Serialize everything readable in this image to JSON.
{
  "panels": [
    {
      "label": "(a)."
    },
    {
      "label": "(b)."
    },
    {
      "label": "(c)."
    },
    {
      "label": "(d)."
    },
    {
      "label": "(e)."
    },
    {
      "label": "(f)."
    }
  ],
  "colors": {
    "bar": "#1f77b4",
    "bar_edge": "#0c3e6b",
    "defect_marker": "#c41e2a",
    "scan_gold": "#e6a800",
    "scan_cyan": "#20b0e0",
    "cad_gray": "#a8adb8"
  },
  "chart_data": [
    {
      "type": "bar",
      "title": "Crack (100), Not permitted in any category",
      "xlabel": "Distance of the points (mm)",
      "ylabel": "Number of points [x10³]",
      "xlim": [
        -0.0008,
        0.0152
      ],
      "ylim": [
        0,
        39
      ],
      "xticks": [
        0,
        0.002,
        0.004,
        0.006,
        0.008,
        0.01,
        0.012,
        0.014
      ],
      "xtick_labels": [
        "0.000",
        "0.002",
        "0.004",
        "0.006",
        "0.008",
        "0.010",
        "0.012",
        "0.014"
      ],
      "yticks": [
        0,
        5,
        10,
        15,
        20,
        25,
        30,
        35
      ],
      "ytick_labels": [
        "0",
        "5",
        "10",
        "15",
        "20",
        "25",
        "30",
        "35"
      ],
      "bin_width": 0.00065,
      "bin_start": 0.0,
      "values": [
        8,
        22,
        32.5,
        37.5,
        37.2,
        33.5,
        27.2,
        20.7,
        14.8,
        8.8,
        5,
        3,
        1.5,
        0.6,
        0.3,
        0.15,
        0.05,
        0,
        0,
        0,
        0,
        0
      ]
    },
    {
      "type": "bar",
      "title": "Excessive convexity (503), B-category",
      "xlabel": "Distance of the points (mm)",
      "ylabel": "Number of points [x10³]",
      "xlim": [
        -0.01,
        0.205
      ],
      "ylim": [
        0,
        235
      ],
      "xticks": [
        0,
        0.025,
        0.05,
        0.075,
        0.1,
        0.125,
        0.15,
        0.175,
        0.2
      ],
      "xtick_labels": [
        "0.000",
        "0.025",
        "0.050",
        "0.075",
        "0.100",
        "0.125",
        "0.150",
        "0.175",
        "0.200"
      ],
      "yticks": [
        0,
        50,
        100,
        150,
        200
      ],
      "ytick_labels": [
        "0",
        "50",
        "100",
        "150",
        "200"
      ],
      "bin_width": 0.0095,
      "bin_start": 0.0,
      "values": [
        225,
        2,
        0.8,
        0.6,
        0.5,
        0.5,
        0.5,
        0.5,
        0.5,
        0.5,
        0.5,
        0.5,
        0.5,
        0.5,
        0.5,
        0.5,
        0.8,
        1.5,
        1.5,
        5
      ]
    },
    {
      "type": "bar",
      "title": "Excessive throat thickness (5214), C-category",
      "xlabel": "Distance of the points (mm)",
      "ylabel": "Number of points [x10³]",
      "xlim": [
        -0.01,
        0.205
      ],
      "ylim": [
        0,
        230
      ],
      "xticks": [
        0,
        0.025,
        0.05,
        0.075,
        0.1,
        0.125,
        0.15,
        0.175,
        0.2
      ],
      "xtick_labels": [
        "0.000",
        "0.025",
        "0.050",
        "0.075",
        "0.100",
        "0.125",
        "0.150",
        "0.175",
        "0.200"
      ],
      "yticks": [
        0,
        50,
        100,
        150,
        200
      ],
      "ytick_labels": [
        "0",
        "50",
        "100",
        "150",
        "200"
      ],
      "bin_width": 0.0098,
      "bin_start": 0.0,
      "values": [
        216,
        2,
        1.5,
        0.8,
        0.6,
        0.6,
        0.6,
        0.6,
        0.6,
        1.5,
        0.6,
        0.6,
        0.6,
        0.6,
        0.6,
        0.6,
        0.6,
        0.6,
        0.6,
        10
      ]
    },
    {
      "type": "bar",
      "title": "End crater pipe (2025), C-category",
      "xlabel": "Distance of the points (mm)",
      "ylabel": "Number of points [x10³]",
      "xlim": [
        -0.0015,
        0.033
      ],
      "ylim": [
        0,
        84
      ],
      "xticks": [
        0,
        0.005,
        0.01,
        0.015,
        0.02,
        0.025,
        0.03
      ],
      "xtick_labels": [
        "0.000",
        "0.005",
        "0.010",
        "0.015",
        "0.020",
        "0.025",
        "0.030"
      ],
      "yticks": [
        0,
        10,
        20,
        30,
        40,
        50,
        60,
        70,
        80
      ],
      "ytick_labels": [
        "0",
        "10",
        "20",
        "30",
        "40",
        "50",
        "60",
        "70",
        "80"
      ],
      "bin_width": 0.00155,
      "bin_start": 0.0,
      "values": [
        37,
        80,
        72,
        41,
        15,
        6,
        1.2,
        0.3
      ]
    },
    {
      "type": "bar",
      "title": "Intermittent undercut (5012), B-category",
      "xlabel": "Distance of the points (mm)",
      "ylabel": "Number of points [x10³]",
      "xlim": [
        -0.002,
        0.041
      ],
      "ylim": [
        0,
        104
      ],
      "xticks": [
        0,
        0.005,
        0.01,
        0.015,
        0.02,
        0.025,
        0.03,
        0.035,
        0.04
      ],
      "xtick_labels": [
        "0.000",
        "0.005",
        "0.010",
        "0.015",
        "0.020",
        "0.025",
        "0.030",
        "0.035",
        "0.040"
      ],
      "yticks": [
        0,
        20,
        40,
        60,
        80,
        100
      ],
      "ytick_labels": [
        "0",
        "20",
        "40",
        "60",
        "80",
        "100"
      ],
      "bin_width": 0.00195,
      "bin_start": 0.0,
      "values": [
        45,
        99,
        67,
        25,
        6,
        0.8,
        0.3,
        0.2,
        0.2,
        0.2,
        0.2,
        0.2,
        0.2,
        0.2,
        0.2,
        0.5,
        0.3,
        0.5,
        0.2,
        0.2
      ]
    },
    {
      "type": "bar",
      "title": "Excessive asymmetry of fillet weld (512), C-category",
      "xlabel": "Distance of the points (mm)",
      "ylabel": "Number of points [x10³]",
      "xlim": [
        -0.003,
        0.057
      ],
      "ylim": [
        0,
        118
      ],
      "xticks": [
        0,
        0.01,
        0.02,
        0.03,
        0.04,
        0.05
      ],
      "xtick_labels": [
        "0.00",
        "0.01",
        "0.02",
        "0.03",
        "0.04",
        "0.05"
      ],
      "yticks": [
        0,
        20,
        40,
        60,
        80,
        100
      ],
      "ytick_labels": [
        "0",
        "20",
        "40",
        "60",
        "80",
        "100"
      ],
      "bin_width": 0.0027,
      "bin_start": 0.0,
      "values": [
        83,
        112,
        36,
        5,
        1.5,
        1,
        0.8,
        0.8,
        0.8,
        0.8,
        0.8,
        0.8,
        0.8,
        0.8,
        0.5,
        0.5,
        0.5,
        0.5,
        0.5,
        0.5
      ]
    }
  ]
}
====================
▶ WRITTEN PROBLEM: Reply with nothing but the number of lines that contain the word "Excessive".

▶ FINISHED ANSWER: 3